> **Short problem**
Repeat the entire listing exactly.

===== Information supplied =====

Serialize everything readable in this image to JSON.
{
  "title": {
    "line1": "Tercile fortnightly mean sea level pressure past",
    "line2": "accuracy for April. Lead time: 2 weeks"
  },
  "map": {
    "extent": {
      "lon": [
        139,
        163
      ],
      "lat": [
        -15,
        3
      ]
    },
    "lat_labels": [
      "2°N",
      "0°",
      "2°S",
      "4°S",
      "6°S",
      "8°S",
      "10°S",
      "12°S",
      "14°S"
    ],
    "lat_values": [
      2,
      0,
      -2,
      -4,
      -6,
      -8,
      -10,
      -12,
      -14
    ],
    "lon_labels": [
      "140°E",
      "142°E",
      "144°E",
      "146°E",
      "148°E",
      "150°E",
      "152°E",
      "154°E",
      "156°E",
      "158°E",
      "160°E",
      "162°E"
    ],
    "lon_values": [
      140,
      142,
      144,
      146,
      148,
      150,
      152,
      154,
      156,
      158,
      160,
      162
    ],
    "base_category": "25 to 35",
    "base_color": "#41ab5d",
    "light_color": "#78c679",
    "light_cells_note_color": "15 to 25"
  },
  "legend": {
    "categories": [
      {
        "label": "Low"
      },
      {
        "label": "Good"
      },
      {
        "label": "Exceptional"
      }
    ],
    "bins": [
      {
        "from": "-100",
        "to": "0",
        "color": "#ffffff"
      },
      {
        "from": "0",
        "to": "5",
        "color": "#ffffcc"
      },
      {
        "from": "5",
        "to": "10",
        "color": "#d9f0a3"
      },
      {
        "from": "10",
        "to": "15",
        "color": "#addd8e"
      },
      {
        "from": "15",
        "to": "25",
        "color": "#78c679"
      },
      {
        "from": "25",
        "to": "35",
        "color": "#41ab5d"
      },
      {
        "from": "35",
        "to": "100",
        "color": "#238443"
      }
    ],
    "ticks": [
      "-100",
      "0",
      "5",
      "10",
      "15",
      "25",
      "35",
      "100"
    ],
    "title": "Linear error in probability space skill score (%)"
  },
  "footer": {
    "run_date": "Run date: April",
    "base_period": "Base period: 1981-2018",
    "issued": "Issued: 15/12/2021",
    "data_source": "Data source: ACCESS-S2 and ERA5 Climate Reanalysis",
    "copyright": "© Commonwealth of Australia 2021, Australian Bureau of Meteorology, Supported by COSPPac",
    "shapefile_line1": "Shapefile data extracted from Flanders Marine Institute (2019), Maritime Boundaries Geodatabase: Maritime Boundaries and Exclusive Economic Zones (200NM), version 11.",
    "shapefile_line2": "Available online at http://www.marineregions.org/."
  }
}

=====

> **Answer to the exercise**
Serialize everything readable in this image to JSON.
{
  "title": {
    "line1": "Tercile fortnightly mean sea level pressure past",
    "line2": "accuracy for April. Lead time: 2 weeks"
  },
  "map": {
    "extent": {
      "lon": [
        139,
        163
      ],
      "lat": [
        -15,
        3
      ]
    },
    "lat_labels": [
      "2°N",
      "0°",
      "2°S",
      "4°S",
      "6°S",
      "8°S",
      "10°S",
      "12°S",
      "14°S"
    ],
    "lat_values": [
      2,
      0,
      -2,
      -4,
      -6,
      -8,
      -10,
      -12,
      -14
    ],
    "lon_labels": [
      "140°E",
      "142°E",
      "144°E",
      "146°E",
      "148°E",
      "150°E",
      "152°E",
      "154°E",
      "156°E",
      "158°E",
      "160°E",
      "162°E"
    ],
    "lon_values": [
      140,
      142,
      144,
      146,
      148,
      150,
      152,
      154,
      156,
      158,
      160,
      162
    ],
    "base_category": "25 to 35",
    "base_color": "#41ab5d",
    "light_color": "#78c679",
    "light_cells_note_color": "15 to 25"
  },
  "legend": {
    "categories": [
      {
        "label": "Low"
      },
      {
        "label": "Good"
      },
      {
        "label": "Exceptional"
      }
    ],
    "bins": [
      {
        "from": "-100",
        "to": "0",
        "color": "#ffffff"
      },
      {
        "from": "0",
        "to": "5",
        "color": "#ffffcc"
      },
      {
        "from": "5",
        "to": "10",
        "color": "#d9f0a3"
      },
      {
        "from": "10",
        "to": "15",
        "color": "#addd8e"
      },
      {
        "from": "15",
        "to": "25",
        "color": "#78c679"
      },
      {
        "from": "25",
        "to": "35",
        "color": "#41ab5d"
      },
      {
        "from": "35",
        "to": "100",
        "color": "#238443"
      }
    ],
    "ticks": [
      "-100",
      "0",
      "5",
      "10",
      "15",
      "25",
      "35",
      "100"
    ],
    "title": "Linear error in probability space skill score (%)"
  },
  "footer": {
    "run_date": "Run date: April",
    "base_period": "Base period: 1981-2018",
    "issued": "Issued: 15/12/2021",
    "data_source": "Data source: ACCESS-S2 and ERA5 Climate Reanalysis",
    "copyright": "© Commonwealth of Australia 2021, Australian Bureau of Meteorology, Supported by COSPPac",
    "shapefile_line1": "Shapefile data extracted from Flanders Marine Institute (2019), Maritime Boundaries Geodatabase: Maritime Boundaries and Exclusive Economic Zones (200NM), version 11.",
    "shapefile_line2": "Available online at http://www.marineregions.org/."
  }
}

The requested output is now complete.